[START MATERIAL TO PROCESS]

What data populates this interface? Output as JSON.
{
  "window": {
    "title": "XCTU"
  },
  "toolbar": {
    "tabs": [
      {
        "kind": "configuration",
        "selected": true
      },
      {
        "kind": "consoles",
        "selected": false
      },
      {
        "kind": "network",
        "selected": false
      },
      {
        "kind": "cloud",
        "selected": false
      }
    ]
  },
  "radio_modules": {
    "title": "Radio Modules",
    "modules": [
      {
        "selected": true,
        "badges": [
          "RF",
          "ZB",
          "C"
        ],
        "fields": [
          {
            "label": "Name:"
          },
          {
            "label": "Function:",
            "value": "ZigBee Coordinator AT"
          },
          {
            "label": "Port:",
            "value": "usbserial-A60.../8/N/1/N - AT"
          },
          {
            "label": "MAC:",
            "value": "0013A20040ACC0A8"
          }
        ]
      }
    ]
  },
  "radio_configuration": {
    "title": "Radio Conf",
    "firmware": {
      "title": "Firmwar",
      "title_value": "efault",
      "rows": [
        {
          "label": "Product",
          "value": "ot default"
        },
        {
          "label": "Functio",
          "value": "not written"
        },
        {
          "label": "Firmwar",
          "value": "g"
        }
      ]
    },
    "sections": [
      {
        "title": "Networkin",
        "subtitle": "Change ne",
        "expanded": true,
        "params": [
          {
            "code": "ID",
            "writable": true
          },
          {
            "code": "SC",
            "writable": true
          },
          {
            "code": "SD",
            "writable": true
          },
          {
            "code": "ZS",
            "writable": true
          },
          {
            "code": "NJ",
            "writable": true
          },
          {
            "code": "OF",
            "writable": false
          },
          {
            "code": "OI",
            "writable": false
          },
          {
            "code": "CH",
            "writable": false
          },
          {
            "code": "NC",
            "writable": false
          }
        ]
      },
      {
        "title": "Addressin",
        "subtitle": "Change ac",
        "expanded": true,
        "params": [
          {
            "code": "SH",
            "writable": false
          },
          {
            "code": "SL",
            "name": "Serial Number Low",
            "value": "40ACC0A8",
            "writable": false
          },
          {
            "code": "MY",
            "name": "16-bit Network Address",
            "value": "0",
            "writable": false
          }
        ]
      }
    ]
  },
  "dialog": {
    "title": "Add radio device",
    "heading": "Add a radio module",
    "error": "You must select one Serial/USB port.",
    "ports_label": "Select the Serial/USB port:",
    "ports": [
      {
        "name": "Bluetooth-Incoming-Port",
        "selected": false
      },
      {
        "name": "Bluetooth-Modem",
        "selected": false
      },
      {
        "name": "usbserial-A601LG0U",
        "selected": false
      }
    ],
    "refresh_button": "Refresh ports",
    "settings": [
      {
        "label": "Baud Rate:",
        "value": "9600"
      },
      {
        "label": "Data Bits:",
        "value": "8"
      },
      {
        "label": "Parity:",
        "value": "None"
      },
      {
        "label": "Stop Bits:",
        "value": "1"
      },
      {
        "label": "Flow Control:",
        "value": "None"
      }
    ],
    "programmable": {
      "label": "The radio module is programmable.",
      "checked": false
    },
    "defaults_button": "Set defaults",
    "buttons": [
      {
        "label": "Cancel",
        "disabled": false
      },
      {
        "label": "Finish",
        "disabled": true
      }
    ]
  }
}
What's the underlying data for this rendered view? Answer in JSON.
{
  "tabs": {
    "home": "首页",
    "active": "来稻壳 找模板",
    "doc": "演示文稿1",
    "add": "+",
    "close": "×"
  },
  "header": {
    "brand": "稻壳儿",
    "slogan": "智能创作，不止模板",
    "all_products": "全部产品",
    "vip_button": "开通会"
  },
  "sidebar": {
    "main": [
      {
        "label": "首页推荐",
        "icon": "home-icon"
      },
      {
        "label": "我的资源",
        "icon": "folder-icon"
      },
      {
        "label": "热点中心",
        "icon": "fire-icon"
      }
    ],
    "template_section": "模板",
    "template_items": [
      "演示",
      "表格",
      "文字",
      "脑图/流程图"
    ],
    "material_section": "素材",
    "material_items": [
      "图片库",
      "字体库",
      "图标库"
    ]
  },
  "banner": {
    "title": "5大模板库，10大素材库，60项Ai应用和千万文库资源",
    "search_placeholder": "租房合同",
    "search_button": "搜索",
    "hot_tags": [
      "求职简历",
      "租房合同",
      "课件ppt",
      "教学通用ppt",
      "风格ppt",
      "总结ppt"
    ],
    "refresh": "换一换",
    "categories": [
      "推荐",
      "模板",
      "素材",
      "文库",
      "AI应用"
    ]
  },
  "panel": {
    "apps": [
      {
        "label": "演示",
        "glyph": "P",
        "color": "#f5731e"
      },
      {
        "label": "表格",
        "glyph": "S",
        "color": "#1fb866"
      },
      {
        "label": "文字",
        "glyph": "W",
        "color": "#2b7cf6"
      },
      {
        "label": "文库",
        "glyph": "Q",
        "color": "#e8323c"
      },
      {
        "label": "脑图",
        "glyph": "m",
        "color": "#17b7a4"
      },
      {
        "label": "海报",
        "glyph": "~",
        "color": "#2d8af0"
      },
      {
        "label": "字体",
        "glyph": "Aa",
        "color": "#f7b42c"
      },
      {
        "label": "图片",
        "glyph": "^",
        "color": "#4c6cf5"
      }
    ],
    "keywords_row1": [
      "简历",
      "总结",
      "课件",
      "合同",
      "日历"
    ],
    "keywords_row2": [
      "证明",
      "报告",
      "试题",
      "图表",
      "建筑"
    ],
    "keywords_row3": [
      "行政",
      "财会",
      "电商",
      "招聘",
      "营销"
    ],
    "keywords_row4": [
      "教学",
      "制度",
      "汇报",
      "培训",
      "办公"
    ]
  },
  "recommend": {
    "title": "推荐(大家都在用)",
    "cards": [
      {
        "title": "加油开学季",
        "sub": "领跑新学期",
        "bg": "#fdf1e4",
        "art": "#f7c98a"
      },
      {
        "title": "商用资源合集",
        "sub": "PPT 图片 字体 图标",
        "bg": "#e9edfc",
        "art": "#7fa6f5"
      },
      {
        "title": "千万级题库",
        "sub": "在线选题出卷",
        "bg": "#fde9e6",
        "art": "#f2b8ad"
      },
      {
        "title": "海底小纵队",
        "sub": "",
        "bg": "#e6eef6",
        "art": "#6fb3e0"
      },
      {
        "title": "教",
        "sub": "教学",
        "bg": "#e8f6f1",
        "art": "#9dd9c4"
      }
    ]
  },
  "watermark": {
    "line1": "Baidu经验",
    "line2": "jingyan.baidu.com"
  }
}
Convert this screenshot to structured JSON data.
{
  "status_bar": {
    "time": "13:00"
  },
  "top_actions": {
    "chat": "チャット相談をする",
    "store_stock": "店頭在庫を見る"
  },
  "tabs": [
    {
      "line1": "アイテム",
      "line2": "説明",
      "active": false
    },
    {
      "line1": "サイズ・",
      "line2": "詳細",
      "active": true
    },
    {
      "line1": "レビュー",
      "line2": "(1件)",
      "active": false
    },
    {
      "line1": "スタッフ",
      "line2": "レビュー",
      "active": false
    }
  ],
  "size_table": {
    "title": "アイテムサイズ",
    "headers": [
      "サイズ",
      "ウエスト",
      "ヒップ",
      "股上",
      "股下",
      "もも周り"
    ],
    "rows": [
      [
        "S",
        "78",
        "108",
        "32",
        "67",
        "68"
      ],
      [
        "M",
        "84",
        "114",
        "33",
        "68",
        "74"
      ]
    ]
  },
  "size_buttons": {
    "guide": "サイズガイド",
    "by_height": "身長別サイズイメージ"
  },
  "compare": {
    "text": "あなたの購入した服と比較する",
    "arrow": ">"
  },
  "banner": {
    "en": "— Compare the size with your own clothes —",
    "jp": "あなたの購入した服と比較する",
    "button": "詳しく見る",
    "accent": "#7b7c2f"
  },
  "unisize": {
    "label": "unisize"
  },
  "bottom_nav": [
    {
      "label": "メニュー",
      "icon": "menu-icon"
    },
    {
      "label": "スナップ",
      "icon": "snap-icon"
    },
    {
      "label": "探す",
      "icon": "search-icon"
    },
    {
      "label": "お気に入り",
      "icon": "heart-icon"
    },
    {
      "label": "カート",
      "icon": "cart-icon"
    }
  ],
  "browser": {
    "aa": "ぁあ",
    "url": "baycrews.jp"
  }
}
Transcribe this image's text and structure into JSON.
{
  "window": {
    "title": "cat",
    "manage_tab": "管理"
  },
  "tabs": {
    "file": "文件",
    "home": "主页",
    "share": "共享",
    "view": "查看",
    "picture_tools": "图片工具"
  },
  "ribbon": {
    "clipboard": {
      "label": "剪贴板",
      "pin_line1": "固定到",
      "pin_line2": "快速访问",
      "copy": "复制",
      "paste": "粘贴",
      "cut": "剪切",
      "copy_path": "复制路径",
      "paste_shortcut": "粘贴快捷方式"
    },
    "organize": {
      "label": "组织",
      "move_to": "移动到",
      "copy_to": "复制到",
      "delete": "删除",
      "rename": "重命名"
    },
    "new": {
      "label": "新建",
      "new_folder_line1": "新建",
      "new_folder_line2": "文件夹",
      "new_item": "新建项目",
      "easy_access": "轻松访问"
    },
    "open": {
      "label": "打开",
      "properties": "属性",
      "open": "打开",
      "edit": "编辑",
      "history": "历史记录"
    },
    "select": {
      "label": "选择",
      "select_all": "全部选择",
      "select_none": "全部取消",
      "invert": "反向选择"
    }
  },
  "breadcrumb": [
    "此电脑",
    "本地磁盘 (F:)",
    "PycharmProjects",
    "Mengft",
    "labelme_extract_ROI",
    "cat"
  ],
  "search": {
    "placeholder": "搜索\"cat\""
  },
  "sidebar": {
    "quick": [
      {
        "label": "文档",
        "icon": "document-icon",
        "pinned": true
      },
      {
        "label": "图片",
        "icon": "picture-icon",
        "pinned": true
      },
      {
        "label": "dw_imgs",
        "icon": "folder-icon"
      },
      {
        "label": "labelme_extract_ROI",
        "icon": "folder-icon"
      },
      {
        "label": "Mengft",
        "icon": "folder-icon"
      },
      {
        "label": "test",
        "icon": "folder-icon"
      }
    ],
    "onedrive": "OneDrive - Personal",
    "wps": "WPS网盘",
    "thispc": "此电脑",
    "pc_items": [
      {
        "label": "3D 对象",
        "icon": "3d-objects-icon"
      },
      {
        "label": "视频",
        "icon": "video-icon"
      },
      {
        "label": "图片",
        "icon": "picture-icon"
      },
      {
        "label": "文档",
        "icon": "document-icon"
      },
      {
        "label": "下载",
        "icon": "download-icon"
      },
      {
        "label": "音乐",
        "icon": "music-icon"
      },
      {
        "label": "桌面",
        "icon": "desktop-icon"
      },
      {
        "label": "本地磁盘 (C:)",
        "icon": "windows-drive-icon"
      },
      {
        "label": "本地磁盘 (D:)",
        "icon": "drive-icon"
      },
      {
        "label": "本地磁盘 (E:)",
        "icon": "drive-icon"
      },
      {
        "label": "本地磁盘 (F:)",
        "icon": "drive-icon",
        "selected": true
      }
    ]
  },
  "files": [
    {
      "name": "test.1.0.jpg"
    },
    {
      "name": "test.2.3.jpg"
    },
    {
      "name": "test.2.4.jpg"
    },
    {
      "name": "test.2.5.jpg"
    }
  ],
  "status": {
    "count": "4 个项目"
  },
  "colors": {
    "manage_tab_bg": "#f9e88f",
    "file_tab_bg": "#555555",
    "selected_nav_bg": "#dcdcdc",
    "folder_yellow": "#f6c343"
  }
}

[END MATERIAL TO PROCESS]

WHAT YOU WILL DO => What is the number of lines in this material that hold the string "Bluetooth"? Answer with that number only.

RESPONSE FOR THIS EXERCISE => 2